■ Written exercise ■
Below you will find a set of lines. Repeat them all exactly.

[START Data provided]

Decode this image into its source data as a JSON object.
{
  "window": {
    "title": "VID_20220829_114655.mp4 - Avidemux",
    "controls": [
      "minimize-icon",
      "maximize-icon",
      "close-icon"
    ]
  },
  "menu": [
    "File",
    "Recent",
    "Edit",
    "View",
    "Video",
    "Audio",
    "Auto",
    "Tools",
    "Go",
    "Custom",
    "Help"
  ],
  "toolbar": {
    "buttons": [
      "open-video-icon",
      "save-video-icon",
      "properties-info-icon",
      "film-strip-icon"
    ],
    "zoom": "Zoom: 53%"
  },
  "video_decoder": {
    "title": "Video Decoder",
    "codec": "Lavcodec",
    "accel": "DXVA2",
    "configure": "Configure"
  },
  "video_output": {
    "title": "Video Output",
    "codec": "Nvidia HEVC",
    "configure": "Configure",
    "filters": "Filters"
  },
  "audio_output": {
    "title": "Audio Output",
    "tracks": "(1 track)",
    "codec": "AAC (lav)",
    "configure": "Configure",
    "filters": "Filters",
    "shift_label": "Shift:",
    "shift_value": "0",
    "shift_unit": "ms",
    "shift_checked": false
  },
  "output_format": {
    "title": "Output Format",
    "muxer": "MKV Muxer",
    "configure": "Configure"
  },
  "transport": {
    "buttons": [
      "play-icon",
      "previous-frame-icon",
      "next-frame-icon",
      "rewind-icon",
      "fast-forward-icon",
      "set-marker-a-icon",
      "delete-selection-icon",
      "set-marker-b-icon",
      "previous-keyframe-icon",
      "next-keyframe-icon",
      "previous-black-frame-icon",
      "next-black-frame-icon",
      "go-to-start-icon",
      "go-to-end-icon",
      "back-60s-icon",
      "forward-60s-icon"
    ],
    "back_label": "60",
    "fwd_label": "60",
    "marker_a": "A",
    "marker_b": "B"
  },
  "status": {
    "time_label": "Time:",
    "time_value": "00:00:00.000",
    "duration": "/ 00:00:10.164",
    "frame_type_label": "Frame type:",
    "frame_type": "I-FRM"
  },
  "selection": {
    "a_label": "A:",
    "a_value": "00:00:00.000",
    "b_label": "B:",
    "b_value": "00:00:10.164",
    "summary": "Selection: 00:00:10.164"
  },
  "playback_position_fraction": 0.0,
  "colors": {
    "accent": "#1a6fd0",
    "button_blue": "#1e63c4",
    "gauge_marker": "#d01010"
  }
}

[END Data provided]

■ The output ■
Decode this image into its source data as a JSON object.
{
  "window": {
    "title": "VID_20220829_114655.mp4 - Avidemux",
    "controls": [
      "minimize-icon",
      "maximize-icon",
      "close-icon"
    ]
  },
  "menu": [
    "File",
    "Recent",
    "Edit",
    "View",
    "Video",
    "Audio",
    "Auto",
    "Tools",
    "Go",
    "Custom",
    "Help"
  ],
  "toolbar": {
    "buttons": [
      "open-video-icon",
      "save-video-icon",
      "properties-info-icon",
      "film-strip-icon"
    ],
    "zoom": "Zoom: 53%"
  },
  "video_decoder": {
    "title": "Video Decoder",
    "codec": "Lavcodec",
    "accel": "DXVA2",
    "configure": "Configure"
  },
  "video_output": {
    "title": "Video Output",
    "codec": "Nvidia HEVC",
    "configure": "Configure",
    "filters": "Filters"
  },
  "audio_output": {
    "title": "Audio Output",
    "tracks": "(1 track)",
    "codec": "AAC (lav)",
    "configure": "Configure",
    "filters": "Filters",
    "shift_label": "Shift:",
    "shift_value": "0",
    "shift_unit": "ms",
    "shift_checked": false
  },
  "output_format": {
    "title": "Output Format",
    "muxer": "MKV Muxer",
    "configure": "Configure"
  },
  "transport": {
    "buttons": [
      "play-icon",
      "previous-frame-icon",
      "next-frame-icon",
      "rewind-icon",
      "fast-forward-icon",
      "set-marker-a-icon",
      "delete-selection-icon",
      "set-marker-b-icon",
      "previous-keyframe-icon",
      "next-keyframe-icon",
      "previous-black-frame-icon",
      "next-black-frame-icon",
      "go-to-start-icon",
      "go-to-end-icon",
      "back-60s-icon",
      "forward-60s-icon"
    ],
    "back_label": "60",
    "fwd_label": "60",
    "marker_a": "A",
    "marker_b": "B"
  },
  "status": {
    "time_label": "Time:",
    "time_value": "00:00:00.000",
    "duration": "/ 00:00:10.164",
    "frame_type_label": "Frame type:",
    "frame_type": "I-FRM"
  },
  "selection": {
    "a_label": "A:",
    "a_value": "00:00:00.000",
    "b_label": "B:",
    "b_value": "00:00:10.164",
    "summary": "Selection: 00:00:10.164"
  },
  "playback_position_fraction": 0.0,
  "colors": {
    "accent": "#1a6fd0",
    "button_blue": "#1e63c4",
    "gauge_marker": "#d01010"
  }
}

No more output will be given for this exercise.